◆ **PROBLEM TO WORK ON**
Would you repeat the listing exactly but omit every picture?

◆ **DATA TO PROCESS**
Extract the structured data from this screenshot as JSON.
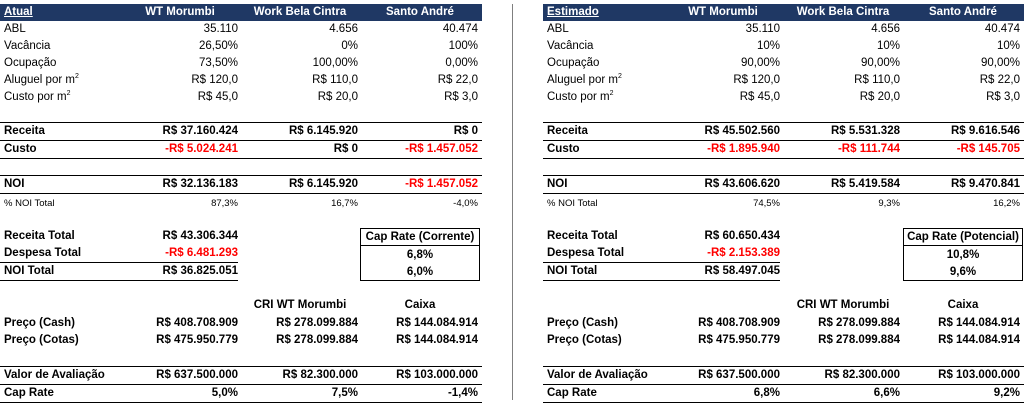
{
  "left": {
    "title": "Atual",
    "columns": [
      "WT Morumbi",
      "Work Bela Cintra",
      "Santo André"
    ],
    "metrics": [
      {
        "label": "ABL",
        "values": [
          "35.110",
          "4.656",
          "40.474"
        ]
      },
      {
        "label": "Vacância",
        "values": [
          "26,50%",
          "0%",
          "100%"
        ]
      },
      {
        "label": "Ocupação",
        "values": [
          "73,50%",
          "100,00%",
          "0,00%"
        ]
      },
      {
        "label": "Aluguel por m",
        "sup": "2",
        "values": [
          "R$ 120,0",
          "R$ 110,0",
          "R$ 22,0"
        ]
      },
      {
        "label": "Custo por m",
        "sup": "2",
        "values": [
          "R$ 45,0",
          "R$ 20,0",
          "R$ 3,0"
        ]
      }
    ],
    "receita": {
      "label": "Receita",
      "values": [
        "R$ 37.160.424",
        "R$ 6.145.920",
        "R$ 0"
      ]
    },
    "custo": {
      "label": "Custo",
      "values": [
        "-R$ 5.024.241",
        "R$ 0",
        "-R$ 1.457.052"
      ]
    },
    "noi": {
      "label": "NOI",
      "values": [
        "R$ 32.136.183",
        "R$ 6.145.920",
        "-R$ 1.457.052"
      ]
    },
    "noi_pct": {
      "label": "% NOI Total",
      "values": [
        "87,3%",
        "16,7%",
        "-4,0%"
      ]
    },
    "receita_total": {
      "label": "Receita Total",
      "value": "R$ 43.306.344"
    },
    "despesa_total": {
      "label": "Despesa Total",
      "value": "-R$ 6.481.293"
    },
    "noi_total": {
      "label": "NOI Total",
      "value": "R$ 36.825.051"
    },
    "cap_box": {
      "title": "Cap Rate (Corrente)",
      "value1": "6,8%",
      "value2": "6,0%"
    },
    "price_columns": [
      "CRI WT Morumbi",
      "Caixa"
    ],
    "preco_cash": {
      "label": "Preço (Cash)",
      "values": [
        "R$ 408.708.909",
        "R$ 278.099.884",
        "R$ 144.084.914"
      ]
    },
    "preco_cotas": {
      "label": "Preço (Cotas)",
      "values": [
        "R$ 475.950.779",
        "R$ 278.099.884",
        "R$ 144.084.914"
      ]
    },
    "valor_avaliacao": {
      "label": "Valor de Avaliação",
      "values": [
        "R$ 637.500.000",
        "R$ 82.300.000",
        "R$ 103.000.000"
      ]
    },
    "cap_rate": {
      "label": "Cap Rate",
      "values": [
        "5,0%",
        "7,5%",
        "-1,4%"
      ]
    }
  },
  "right": {
    "title": "Estimado",
    "columns": [
      "WT Morumbi",
      "Work Bela Cintra",
      "Santo André"
    ],
    "metrics": [
      {
        "label": "ABL",
        "values": [
          "35.110",
          "4.656",
          "40.474"
        ]
      },
      {
        "label": "Vacância",
        "values": [
          "10%",
          "10%",
          "10%"
        ]
      },
      {
        "label": "Ocupação",
        "values": [
          "90,00%",
          "90,00%",
          "90,00%"
        ]
      },
      {
        "label": "Aluguel por m",
        "sup": "2",
        "values": [
          "R$ 120,0",
          "R$ 110,0",
          "R$ 22,0"
        ]
      },
      {
        "label": "Custo por m",
        "sup": "2",
        "values": [
          "R$ 45,0",
          "R$ 20,0",
          "R$ 3,0"
        ]
      }
    ],
    "receita": {
      "label": "Receita",
      "values": [
        "R$ 45.502.560",
        "R$ 5.531.328",
        "R$ 9.616.546"
      ]
    },
    "custo": {
      "label": "Custo",
      "values": [
        "-R$ 1.895.940",
        "-R$ 111.744",
        "-R$ 145.705"
      ]
    },
    "noi": {
      "label": "NOI",
      "values": [
        "R$ 43.606.620",
        "R$ 5.419.584",
        "R$ 9.470.841"
      ]
    },
    "noi_pct": {
      "label": "% NOI Total",
      "values": [
        "74,5%",
        "9,3%",
        "16,2%"
      ]
    },
    "receita_total": {
      "label": "Receita Total",
      "value": "R$ 60.650.434"
    },
    "despesa_total": {
      "label": "Despesa Total",
      "value": "-R$ 2.153.389"
    },
    "noi_total": {
      "label": "NOI Total",
      "value": "R$ 58.497.045"
    },
    "cap_box": {
      "title": "Cap Rate (Potencial)",
      "value1": "10,8%",
      "value2": "9,6%"
    },
    "price_columns": [
      "CRI WT Morumbi",
      "Caixa"
    ],
    "preco_cash": {
      "label": "Preço (Cash)",
      "values": [
        "R$ 408.708.909",
        "R$ 278.099.884",
        "R$ 144.084.914"
      ]
    },
    "preco_cotas": {
      "label": "Preço (Cotas)",
      "values": [
        "R$ 475.950.779",
        "R$ 278.099.884",
        "R$ 144.084.914"
      ]
    },
    "valor_avaliacao": {
      "label": "Valor de Avaliação",
      "values": [
        "R$ 637.500.000",
        "R$ 82.300.000",
        "R$ 103.000.000"
      ]
    },
    "cap_rate": {
      "label": "Cap Rate",
      "values": [
        "6,8%",
        "6,6%",
        "9,2%"
      ]
    }
  },
  "colors": {
    "header_bg": "#1f3864",
    "negative": "#ff0000"
  }
}
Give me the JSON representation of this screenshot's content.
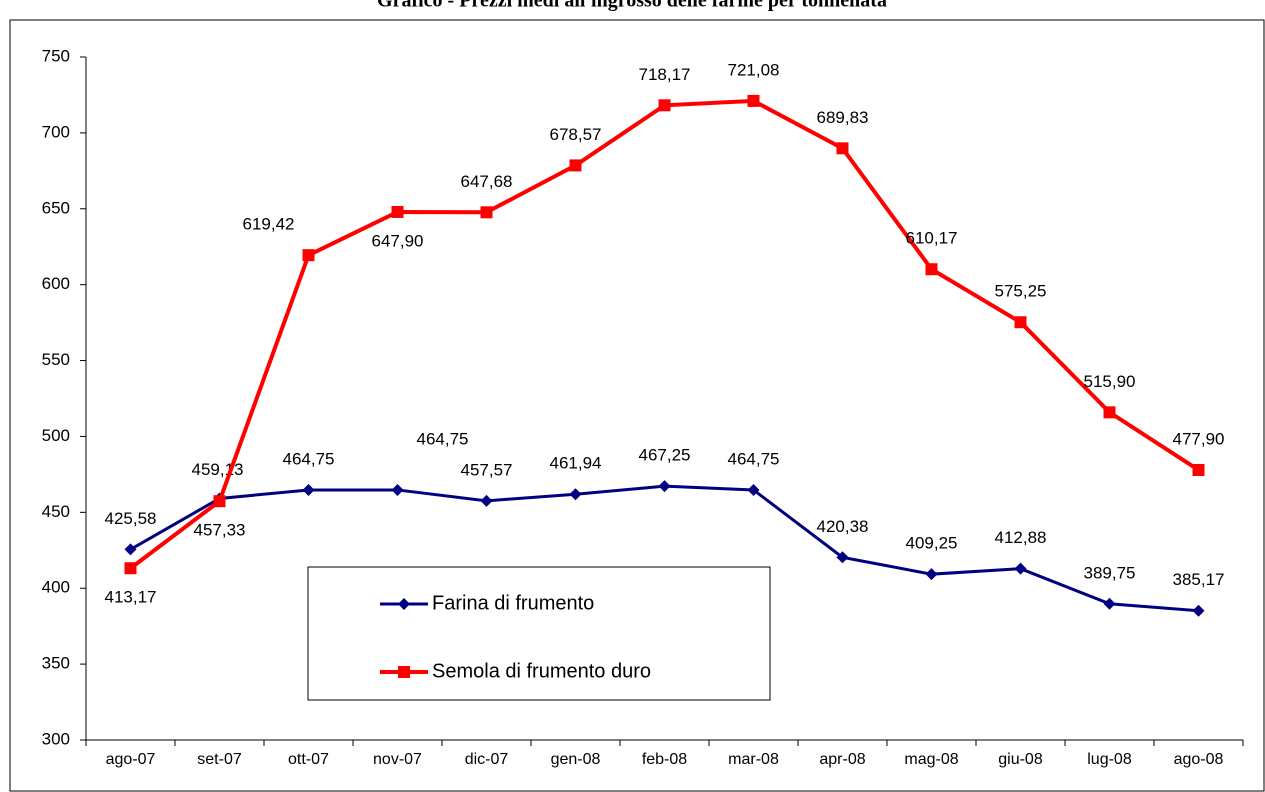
{
  "chart_data": {
    "type": "line",
    "title": "Grafico - Prezzi medi all'ingrosso delle farine per tonnellata",
    "categories": [
      "ago-07",
      "set-07",
      "ott-07",
      "nov-07",
      "dic-07",
      "gen-08",
      "feb-08",
      "mar-08",
      "apr-08",
      "mag-08",
      "giu-08",
      "lug-08",
      "ago-08"
    ],
    "series": [
      {
        "name": "Farina di frumento",
        "color": "#000080",
        "marker": "diamond",
        "values": [
          425.58,
          459.13,
          464.75,
          464.75,
          457.57,
          461.94,
          467.25,
          464.75,
          420.38,
          409.25,
          412.88,
          389.75,
          385.17
        ],
        "value_labels": [
          "425,58",
          "459,13",
          "464,75",
          "464,75",
          "457,57",
          "461,94",
          "467,25",
          "464,75",
          "420,38",
          "409,25",
          "412,88",
          "389,75",
          "385,17"
        ]
      },
      {
        "name": "Semola di frumento duro",
        "color": "#ff0000",
        "marker": "square",
        "values": [
          413.17,
          457.33,
          619.42,
          647.9,
          647.68,
          678.57,
          718.17,
          721.08,
          689.83,
          610.17,
          575.25,
          515.9,
          477.9
        ],
        "value_labels": [
          "413,17",
          "457,33",
          "619,42",
          "647,90",
          "647,68",
          "678,57",
          "718,17",
          "721,08",
          "689,83",
          "610,17",
          "575,25",
          "515,90",
          "477,90"
        ]
      }
    ],
    "ylim": [
      300,
      750
    ],
    "yticks": [
      300,
      350,
      400,
      450,
      500,
      550,
      600,
      650,
      700,
      750
    ]
  }
}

◆ **WRITTEN SOLUTION**
Extract the structured data from this screenshot as JSON.
{
  "left": {
    "title": "Atual",
    "columns": [
      "WT Morumbi",
      "Work Bela Cintra",
      "Santo André"
    ],
    "metrics": [
      {
        "label": "ABL",
        "values": [
          "35.110",
          "4.656",
          "40.474"
        ]
      },
      {
        "label": "Vacância",
        "values": [
          "26,50%",
          "0%",
          "100%"
        ]
      },
      {
        "label": "Ocupação",
        "values": [
          "73,50%",
          "100,00%",
          "0,00%"
        ]
      },
      {
        "label": "Aluguel por m",
        "sup": "2",
        "values": [
          "R$ 120,0",
          "R$ 110,0",
          "R$ 22,0"
        ]
      },
      {
        "label": "Custo por m",
        "sup": "2",
        "values": [
          "R$ 45,0",
          "R$ 20,0",
          "R$ 3,0"
        ]
      }
    ],
    "receita": {
      "label": "Receita",
      "values": [
        "R$ 37.160.424",
        "R$ 6.145.920",
        "R$ 0"
      ]
    },
    "custo": {
      "label": "Custo",
      "values": [
        "-R$ 5.024.241",
        "R$ 0",
        "-R$ 1.457.052"
      ]
    },
    "noi": {
      "label": "NOI",
      "values": [
        "R$ 32.136.183",
        "R$ 6.145.920",
        "-R$ 1.457.052"
      ]
    },
    "noi_pct": {
      "label": "% NOI Total",
      "values": [
        "87,3%",
        "16,7%",
        "-4,0%"
      ]
    },
    "receita_total": {
      "label": "Receita Total",
      "value": "R$ 43.306.344"
    },
    "despesa_total": {
      "label": "Despesa Total",
      "value": "-R$ 6.481.293"
    },
    "noi_total": {
      "label": "NOI Total",
      "value": "R$ 36.825.051"
    },
    "cap_box": {
      "title": "Cap Rate (Corrente)",
      "value1": "6,8%",
      "value2": "6,0%"
    },
    "price_columns": [
      "CRI WT Morumbi",
      "Caixa"
    ],
    "preco_cash": {
      "label": "Preço (Cash)",
      "values": [
        "R$ 408.708.909",
        "R$ 278.099.884",
        "R$ 144.084.914"
      ]
    },
    "preco_cotas": {
      "label": "Preço (Cotas)",
      "values": [
        "R$ 475.950.779",
        "R$ 278.099.884",
        "R$ 144.084.914"
      ]
    },
    "valor_avaliacao": {
      "label": "Valor de Avaliação",
      "values": [
        "R$ 637.500.000",
        "R$ 82.300.000",
        "R$ 103.000.000"
      ]
    },
    "cap_rate": {
      "label": "Cap Rate",
      "values": [
        "5,0%",
        "7,5%",
        "-1,4%"
      ]
    }
  },
  "right": {
    "title": "Estimado",
    "columns": [
      "WT Morumbi",
      "Work Bela Cintra",
      "Santo André"
    ],
    "metrics": [
      {
        "label": "ABL",
        "values": [
          "35.110",
          "4.656",
          "40.474"
        ]
      },
      {
        "label": "Vacância",
        "values": [
          "10%",
          "10%",
          "10%"
        ]
      },
      {
        "label": "Ocupação",
        "values": [
          "90,00%",
          "90,00%",
          "90,00%"
        ]
      },
      {
        "label": "Aluguel por m",
        "sup": "2",
        "values": [
          "R$ 120,0",
          "R$ 110,0",
          "R$ 22,0"
        ]
      },
      {
        "label": "Custo por m",
        "sup": "2",
        "values": [
          "R$ 45,0",
          "R$ 20,0",
          "R$ 3,0"
        ]
      }
    ],
    "receita": {
      "label": "Receita",
      "values": [
        "R$ 45.502.560",
        "R$ 5.531.328",
        "R$ 9.616.546"
      ]
    },
    "custo": {
      "label": "Custo",
      "values": [
        "-R$ 1.895.940",
        "-R$ 111.744",
        "-R$ 145.705"
      ]
    },
    "noi": {
      "label": "NOI",
      "values": [
        "R$ 43.606.620",
        "R$ 5.419.584",
        "R$ 9.470.841"
      ]
    },
    "noi_pct": {
      "label": "% NOI Total",
      "values": [
        "74,5%",
        "9,3%",
        "16,2%"
      ]
    },
    "receita_total": {
      "label": "Receita Total",
      "value": "R$ 60.650.434"
    },
    "despesa_total": {
      "label": "Despesa Total",
      "value": "-R$ 2.153.389"
    },
    "noi_total": {
      "label": "NOI Total",
      "value": "R$ 58.497.045"
    },
    "cap_box": {
      "title": "Cap Rate (Potencial)",
      "value1": "10,8%",
      "value2": "9,6%"
    },
    "price_columns": [
      "CRI WT Morumbi",
      "Caixa"
    ],
    "preco_cash": {
      "label": "Preço (Cash)",
      "values": [
        "R$ 408.708.909",
        "R$ 278.099.884",
        "R$ 144.084.914"
      ]
    },
    "preco_cotas": {
      "label": "Preço (Cotas)",
      "values": [
        "R$ 475.950.779",
        "R$ 278.099.884",
        "R$ 144.084.914"
      ]
    },
    "valor_avaliacao": {
      "label": "Valor de Avaliação",
      "values": [
        "R$ 637.500.000",
        "R$ 82.300.000",
        "R$ 103.000.000"
      ]
    },
    "cap_rate": {
      "label": "Cap Rate",
      "values": [
        "6,8%",
        "6,6%",
        "9,2%"
      ]
    }
  },
  "colors": {
    "header_bg": "#1f3864",
    "negative": "#ff0000"
  }
}
Give me the JSON representation of this screenshot's content.
{
  "chart_data": {
    "type": "line",
    "title": "Grafico - Prezzi medi all'ingrosso delle farine per tonnellata",
    "categories": [
      "ago-07",
      "set-07",
      "ott-07",
      "nov-07",
      "dic-07",
      "gen-08",
      "feb-08",
      "mar-08",
      "apr-08",
      "mag-08",
      "giu-08",
      "lug-08",
      "ago-08"
    ],
    "series": [
      {
        "name": "Farina di frumento",
        "color": "#000080",
        "marker": "diamond",
        "values": [
          425.58,
          459.13,
          464.75,
          464.75,
          457.57,
          461.94,
          467.25,
          464.75,
          420.38,
          409.25,
          412.88,
          389.75,
          385.17
        ],
        "value_labels": [
          "425,58",
          "459,13",
          "464,75",
          "464,75",
          "457,57",
          "461,94",
          "467,25",
          "464,75",
          "420,38",
          "409,25",
          "412,88",
          "389,75",
          "385,17"
        ]
      },
      {
        "name": "Semola di frumento duro",
        "color": "#ff0000",
        "marker": "square",
        "values": [
          413.17,
          457.33,
          619.42,
          647.9,
          647.68,
          678.57,
          718.17,
          721.08,
          689.83,
          610.17,
          575.25,
          515.9,
          477.9
        ],
        "value_labels": [
          "413,17",
          "457,33",
          "619,42",
          "647,90",
          "647,68",
          "678,57",
          "718,17",
          "721,08",
          "689,83",
          "610,17",
          "575,25",
          "515,90",
          "477,90"
        ]
      }
    ],
    "ylim": [
      300,
      750
    ],
    "yticks": [
      300,
      350,
      400,
      450,
      500,
      550,
      600,
      650,
      700,
      750
    ]
  }
}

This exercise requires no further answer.